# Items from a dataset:
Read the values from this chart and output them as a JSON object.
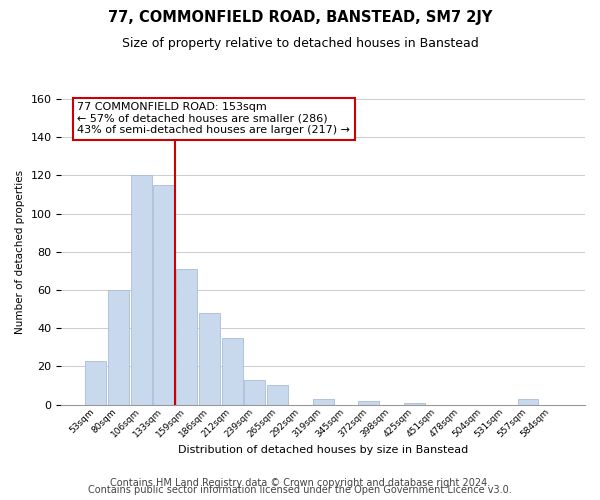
{
  "title": "77, COMMONFIELD ROAD, BANSTEAD, SM7 2JY",
  "subtitle": "Size of property relative to detached houses in Banstead",
  "xlabel": "Distribution of detached houses by size in Banstead",
  "ylabel": "Number of detached properties",
  "bar_labels": [
    "53sqm",
    "80sqm",
    "106sqm",
    "133sqm",
    "159sqm",
    "186sqm",
    "212sqm",
    "239sqm",
    "265sqm",
    "292sqm",
    "319sqm",
    "345sqm",
    "372sqm",
    "398sqm",
    "425sqm",
    "451sqm",
    "478sqm",
    "504sqm",
    "531sqm",
    "557sqm",
    "584sqm"
  ],
  "bar_values": [
    23,
    60,
    120,
    115,
    71,
    48,
    35,
    13,
    10,
    0,
    3,
    0,
    2,
    0,
    1,
    0,
    0,
    0,
    0,
    3,
    0
  ],
  "bar_color": "#c8d9ee",
  "bar_edge_color": "#aabcd8",
  "vline_index": 4,
  "vline_color": "#cc0000",
  "ylim": [
    0,
    160
  ],
  "annotation_line1": "77 COMMONFIELD ROAD: 153sqm",
  "annotation_line2": "← 57% of detached houses are smaller (286)",
  "annotation_line3": "43% of semi-detached houses are larger (217) →",
  "footer_line1": "Contains HM Land Registry data © Crown copyright and database right 2024.",
  "footer_line2": "Contains public sector information licensed under the Open Government Licence v3.0.",
  "background_color": "#ffffff",
  "grid_color": "#cccccc",
  "title_fontsize": 10.5,
  "subtitle_fontsize": 9,
  "annotation_fontsize": 8,
  "footer_fontsize": 7
}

# Exercise task:
Set the entries down again exactly. Do not include the images.

# Completed task:
Read the values from this chart and output them as a JSON object.
{
  "title": "77, COMMONFIELD ROAD, BANSTEAD, SM7 2JY",
  "subtitle": "Size of property relative to detached houses in Banstead",
  "xlabel": "Distribution of detached houses by size in Banstead",
  "ylabel": "Number of detached properties",
  "bar_labels": [
    "53sqm",
    "80sqm",
    "106sqm",
    "133sqm",
    "159sqm",
    "186sqm",
    "212sqm",
    "239sqm",
    "265sqm",
    "292sqm",
    "319sqm",
    "345sqm",
    "372sqm",
    "398sqm",
    "425sqm",
    "451sqm",
    "478sqm",
    "504sqm",
    "531sqm",
    "557sqm",
    "584sqm"
  ],
  "bar_values": [
    23,
    60,
    120,
    115,
    71,
    48,
    35,
    13,
    10,
    0,
    3,
    0,
    2,
    0,
    1,
    0,
    0,
    0,
    0,
    3,
    0
  ],
  "bar_color": "#c8d9ee",
  "bar_edge_color": "#aabcd8",
  "vline_index": 4,
  "vline_color": "#cc0000",
  "ylim": [
    0,
    160
  ],
  "annotation_line1": "77 COMMONFIELD ROAD: 153sqm",
  "annotation_line2": "← 57% of detached houses are smaller (286)",
  "annotation_line3": "43% of semi-detached houses are larger (217) →",
  "footer_line1": "Contains HM Land Registry data © Crown copyright and database right 2024.",
  "footer_line2": "Contains public sector information licensed under the Open Government Licence v3.0.",
  "background_color": "#ffffff",
  "grid_color": "#cccccc",
  "title_fontsize": 10.5,
  "subtitle_fontsize": 9,
  "annotation_fontsize": 8,
  "footer_fontsize": 7
}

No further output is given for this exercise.